### Short exercise
Identify the lines holding "life" and copy them.
***** Source material *****
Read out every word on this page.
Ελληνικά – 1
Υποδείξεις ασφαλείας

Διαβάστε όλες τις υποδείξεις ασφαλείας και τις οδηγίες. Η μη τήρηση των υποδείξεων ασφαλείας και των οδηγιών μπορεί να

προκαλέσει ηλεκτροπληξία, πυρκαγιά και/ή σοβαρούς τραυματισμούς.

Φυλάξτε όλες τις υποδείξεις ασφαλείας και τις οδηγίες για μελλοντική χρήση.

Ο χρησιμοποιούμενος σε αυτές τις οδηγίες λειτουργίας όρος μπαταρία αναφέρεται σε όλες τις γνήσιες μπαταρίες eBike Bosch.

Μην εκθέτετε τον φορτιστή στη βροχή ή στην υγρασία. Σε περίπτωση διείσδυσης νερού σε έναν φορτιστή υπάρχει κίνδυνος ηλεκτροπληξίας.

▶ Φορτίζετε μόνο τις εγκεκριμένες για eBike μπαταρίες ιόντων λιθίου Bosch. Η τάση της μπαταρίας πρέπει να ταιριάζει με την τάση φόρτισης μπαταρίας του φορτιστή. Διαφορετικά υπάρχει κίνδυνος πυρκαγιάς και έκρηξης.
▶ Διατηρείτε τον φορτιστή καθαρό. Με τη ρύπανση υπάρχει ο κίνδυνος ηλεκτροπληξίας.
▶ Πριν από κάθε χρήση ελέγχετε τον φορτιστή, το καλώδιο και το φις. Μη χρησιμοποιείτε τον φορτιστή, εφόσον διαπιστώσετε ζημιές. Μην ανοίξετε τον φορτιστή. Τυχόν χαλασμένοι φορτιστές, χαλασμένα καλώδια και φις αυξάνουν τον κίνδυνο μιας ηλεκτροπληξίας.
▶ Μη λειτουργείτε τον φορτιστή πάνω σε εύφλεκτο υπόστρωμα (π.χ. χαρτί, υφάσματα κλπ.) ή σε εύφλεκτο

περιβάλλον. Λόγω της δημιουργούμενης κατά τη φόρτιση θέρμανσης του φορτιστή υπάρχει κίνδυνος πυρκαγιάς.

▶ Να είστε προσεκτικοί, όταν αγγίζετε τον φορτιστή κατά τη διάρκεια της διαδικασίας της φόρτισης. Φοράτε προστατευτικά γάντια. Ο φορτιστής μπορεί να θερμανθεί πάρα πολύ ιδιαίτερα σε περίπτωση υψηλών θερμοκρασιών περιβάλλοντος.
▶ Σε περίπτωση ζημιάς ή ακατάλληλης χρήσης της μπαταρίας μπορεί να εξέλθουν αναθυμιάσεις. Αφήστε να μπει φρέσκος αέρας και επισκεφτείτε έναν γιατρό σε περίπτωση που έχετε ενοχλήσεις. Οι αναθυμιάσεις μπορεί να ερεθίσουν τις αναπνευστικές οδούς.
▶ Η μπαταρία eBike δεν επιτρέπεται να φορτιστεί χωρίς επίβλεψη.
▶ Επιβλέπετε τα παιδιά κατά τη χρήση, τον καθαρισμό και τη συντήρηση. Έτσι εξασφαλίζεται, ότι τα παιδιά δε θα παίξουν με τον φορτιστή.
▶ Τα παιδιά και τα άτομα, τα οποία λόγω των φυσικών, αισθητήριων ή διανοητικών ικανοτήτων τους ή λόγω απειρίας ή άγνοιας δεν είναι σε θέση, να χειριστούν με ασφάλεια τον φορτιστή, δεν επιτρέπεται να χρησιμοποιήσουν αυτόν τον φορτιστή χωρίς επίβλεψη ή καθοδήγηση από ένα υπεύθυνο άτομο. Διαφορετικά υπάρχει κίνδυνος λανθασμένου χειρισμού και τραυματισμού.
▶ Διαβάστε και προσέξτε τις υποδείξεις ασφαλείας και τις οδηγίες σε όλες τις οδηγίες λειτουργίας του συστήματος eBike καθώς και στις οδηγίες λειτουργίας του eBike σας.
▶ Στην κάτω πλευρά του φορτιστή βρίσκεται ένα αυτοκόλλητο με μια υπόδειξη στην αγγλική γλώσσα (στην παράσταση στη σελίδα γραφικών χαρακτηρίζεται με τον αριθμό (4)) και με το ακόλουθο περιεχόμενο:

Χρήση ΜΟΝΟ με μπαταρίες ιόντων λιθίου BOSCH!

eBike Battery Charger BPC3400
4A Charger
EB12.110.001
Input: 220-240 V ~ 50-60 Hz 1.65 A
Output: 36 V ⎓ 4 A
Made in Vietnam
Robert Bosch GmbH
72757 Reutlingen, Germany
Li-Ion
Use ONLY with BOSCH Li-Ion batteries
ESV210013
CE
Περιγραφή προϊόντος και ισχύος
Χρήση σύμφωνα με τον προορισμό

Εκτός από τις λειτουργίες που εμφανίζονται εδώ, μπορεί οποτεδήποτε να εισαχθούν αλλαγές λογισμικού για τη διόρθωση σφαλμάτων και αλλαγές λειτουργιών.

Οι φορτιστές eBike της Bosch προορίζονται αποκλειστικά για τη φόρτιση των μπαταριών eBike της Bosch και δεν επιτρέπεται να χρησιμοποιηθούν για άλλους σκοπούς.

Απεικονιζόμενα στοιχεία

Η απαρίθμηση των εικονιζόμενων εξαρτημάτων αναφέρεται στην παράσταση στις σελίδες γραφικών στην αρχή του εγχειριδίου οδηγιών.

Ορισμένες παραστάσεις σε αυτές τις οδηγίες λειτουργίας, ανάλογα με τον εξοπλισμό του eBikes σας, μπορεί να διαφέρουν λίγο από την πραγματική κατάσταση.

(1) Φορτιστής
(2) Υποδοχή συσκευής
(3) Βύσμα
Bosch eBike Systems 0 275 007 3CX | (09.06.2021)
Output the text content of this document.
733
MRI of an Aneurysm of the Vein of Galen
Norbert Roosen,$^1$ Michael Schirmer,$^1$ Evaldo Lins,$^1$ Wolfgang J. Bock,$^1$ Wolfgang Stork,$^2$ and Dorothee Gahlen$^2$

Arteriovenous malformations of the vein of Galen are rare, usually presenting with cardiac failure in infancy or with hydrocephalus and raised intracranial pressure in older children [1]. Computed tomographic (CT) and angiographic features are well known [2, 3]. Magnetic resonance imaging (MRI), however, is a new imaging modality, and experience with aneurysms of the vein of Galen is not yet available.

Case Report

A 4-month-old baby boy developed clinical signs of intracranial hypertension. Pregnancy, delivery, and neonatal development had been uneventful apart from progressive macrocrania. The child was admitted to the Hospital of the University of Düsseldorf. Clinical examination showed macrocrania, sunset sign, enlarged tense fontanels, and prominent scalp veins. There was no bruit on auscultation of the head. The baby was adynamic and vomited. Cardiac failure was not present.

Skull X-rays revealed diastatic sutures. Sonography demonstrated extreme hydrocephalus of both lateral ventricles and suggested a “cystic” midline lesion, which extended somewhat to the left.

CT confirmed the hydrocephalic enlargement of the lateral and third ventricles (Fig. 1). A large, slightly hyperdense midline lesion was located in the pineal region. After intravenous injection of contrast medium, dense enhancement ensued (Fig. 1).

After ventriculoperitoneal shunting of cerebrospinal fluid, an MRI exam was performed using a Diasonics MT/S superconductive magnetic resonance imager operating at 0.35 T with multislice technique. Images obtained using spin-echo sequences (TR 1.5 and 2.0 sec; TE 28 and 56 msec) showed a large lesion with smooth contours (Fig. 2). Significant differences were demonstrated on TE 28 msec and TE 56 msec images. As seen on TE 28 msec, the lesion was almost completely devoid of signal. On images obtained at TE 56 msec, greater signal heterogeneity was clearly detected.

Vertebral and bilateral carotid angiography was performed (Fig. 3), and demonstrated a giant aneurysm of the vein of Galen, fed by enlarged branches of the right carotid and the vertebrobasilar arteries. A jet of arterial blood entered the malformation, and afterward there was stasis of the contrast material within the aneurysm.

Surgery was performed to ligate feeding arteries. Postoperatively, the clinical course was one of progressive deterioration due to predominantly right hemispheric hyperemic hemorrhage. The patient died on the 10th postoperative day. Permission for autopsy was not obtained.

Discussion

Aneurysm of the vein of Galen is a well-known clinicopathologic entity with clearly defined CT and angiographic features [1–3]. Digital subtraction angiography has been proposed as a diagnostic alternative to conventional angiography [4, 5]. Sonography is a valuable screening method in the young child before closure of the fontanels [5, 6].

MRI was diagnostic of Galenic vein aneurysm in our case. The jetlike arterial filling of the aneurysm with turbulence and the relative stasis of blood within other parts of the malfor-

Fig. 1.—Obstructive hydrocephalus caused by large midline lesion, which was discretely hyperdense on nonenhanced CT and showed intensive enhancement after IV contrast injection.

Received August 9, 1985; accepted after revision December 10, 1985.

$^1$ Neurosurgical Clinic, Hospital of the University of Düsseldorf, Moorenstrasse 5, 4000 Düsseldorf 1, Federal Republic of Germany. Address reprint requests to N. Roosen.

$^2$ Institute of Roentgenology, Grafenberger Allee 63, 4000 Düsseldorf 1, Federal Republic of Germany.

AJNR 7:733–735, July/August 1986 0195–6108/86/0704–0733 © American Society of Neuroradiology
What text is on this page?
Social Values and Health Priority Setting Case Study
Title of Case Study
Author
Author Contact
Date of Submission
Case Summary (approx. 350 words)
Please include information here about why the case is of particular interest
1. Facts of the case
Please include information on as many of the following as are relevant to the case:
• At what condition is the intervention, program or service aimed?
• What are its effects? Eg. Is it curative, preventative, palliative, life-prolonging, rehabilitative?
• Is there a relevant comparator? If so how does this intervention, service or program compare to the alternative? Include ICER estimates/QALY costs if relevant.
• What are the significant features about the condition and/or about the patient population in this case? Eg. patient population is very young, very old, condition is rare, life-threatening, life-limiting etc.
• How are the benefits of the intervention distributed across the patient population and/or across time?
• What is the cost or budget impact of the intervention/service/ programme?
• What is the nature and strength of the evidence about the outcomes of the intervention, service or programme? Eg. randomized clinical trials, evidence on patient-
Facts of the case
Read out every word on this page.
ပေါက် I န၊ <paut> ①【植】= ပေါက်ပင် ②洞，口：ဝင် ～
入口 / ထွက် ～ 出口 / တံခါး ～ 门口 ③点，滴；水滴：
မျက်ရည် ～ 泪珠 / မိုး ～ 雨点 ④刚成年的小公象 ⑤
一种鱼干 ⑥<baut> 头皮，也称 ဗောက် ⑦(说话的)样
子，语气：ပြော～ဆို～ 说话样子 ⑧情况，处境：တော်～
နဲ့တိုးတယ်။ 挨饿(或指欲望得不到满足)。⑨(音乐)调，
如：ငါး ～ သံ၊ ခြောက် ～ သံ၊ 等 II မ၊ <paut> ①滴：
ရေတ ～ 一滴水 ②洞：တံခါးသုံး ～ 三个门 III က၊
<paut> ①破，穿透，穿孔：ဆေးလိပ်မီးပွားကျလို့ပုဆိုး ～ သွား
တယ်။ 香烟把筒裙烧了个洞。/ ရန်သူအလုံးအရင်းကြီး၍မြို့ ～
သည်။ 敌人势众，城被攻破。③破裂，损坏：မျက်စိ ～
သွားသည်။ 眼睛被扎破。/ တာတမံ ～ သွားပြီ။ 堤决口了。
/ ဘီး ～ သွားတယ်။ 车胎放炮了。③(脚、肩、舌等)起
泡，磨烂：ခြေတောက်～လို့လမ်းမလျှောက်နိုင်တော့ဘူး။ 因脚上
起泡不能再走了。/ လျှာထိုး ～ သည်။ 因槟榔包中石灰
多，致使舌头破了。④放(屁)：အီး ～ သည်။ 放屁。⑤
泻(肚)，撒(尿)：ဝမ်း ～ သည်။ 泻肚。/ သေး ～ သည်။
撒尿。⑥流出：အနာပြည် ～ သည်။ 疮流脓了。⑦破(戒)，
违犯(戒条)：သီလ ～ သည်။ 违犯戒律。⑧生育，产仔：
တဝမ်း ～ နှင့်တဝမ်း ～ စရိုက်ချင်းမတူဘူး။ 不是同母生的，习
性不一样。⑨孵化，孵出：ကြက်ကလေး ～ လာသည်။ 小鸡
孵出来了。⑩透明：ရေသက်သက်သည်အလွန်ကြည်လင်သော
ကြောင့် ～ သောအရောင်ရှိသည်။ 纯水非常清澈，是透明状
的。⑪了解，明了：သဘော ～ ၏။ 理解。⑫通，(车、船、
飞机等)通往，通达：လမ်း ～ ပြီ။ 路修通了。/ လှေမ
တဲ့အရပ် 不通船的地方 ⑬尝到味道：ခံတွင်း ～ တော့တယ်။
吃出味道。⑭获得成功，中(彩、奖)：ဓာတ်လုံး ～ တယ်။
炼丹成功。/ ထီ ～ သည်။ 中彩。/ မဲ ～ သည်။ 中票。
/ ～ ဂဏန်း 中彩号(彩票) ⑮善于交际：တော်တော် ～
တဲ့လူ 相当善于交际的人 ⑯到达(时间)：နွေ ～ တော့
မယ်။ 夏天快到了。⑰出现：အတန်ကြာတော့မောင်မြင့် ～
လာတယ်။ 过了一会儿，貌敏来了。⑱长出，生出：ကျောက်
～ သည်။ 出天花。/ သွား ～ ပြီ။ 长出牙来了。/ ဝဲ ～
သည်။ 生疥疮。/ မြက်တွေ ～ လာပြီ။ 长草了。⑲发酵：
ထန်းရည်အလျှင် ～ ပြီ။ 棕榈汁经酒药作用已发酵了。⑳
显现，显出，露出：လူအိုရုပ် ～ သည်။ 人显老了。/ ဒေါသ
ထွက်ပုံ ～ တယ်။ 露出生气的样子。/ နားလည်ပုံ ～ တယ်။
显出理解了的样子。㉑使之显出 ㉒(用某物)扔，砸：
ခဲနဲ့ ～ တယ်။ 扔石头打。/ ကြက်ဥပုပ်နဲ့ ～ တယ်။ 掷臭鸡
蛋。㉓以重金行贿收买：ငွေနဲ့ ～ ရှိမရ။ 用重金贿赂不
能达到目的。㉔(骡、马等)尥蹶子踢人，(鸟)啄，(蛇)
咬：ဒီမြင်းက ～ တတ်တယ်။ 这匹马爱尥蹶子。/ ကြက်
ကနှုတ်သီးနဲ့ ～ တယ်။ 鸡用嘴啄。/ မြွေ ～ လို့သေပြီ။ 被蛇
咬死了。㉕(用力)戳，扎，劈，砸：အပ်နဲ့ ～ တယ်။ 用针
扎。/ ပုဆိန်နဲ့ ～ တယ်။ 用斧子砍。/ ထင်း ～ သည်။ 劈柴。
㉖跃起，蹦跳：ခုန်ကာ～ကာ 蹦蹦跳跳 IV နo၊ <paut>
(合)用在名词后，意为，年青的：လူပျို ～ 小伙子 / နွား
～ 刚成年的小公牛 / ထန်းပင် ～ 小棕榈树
*****
### Reply to the exercise
• What are its effects? Eg. Is it curative, preventative, palliative, life-prolonging, rehabilitative?
• What are the significant features about the condition and/or about the patient population in this case? Eg. patient population is very young, very old, condition is rare, life-threatening, life-limiting etc.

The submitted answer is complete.